- [What you have to do]
Your task is to filter the data below down to the lines holding "FLNG".

## START Material for this exercise

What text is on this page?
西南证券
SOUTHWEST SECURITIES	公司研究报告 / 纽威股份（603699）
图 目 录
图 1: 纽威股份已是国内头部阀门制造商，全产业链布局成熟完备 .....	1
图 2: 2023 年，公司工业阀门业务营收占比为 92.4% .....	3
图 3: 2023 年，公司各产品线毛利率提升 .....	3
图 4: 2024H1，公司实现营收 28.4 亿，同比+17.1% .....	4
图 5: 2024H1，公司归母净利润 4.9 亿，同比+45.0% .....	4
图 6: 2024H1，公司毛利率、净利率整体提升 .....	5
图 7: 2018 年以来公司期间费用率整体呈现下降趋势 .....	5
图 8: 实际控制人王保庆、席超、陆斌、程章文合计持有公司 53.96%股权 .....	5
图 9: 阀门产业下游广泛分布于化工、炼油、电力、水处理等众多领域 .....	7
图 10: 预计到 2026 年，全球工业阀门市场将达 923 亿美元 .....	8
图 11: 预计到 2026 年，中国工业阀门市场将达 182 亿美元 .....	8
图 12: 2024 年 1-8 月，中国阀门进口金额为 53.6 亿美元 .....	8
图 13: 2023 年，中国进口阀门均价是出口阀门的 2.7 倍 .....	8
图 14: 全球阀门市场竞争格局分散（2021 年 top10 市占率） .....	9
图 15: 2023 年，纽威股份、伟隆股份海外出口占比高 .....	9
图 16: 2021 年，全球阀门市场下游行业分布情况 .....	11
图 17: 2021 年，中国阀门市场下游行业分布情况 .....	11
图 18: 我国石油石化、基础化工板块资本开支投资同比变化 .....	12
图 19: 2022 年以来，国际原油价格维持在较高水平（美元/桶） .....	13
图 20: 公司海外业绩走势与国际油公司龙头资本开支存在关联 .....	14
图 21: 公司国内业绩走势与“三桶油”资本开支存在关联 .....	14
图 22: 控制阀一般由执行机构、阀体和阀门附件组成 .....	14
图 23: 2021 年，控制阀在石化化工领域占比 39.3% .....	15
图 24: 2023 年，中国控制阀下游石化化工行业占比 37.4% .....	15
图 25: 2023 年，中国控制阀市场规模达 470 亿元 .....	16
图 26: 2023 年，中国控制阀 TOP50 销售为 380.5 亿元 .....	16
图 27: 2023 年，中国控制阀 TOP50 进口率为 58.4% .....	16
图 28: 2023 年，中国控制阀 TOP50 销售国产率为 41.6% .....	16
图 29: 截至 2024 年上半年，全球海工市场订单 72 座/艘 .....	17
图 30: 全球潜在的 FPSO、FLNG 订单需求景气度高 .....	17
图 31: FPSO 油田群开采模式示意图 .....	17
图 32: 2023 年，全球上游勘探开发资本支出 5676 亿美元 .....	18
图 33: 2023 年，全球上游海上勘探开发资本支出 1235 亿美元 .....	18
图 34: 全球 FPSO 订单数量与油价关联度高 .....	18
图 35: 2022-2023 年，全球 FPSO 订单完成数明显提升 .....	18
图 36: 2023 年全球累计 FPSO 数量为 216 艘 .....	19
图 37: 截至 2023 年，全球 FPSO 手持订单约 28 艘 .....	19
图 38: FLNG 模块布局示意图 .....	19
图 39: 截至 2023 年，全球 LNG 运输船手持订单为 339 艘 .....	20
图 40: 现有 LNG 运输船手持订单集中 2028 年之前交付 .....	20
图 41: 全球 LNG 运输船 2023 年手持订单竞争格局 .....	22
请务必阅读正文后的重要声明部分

## END Material for this exercise

- [The output]
图 30: 全球潜在的 FPSO、FLNG 订单需求景气度高 .....	17
图 38: FLNG 模块布局示意图 .....	19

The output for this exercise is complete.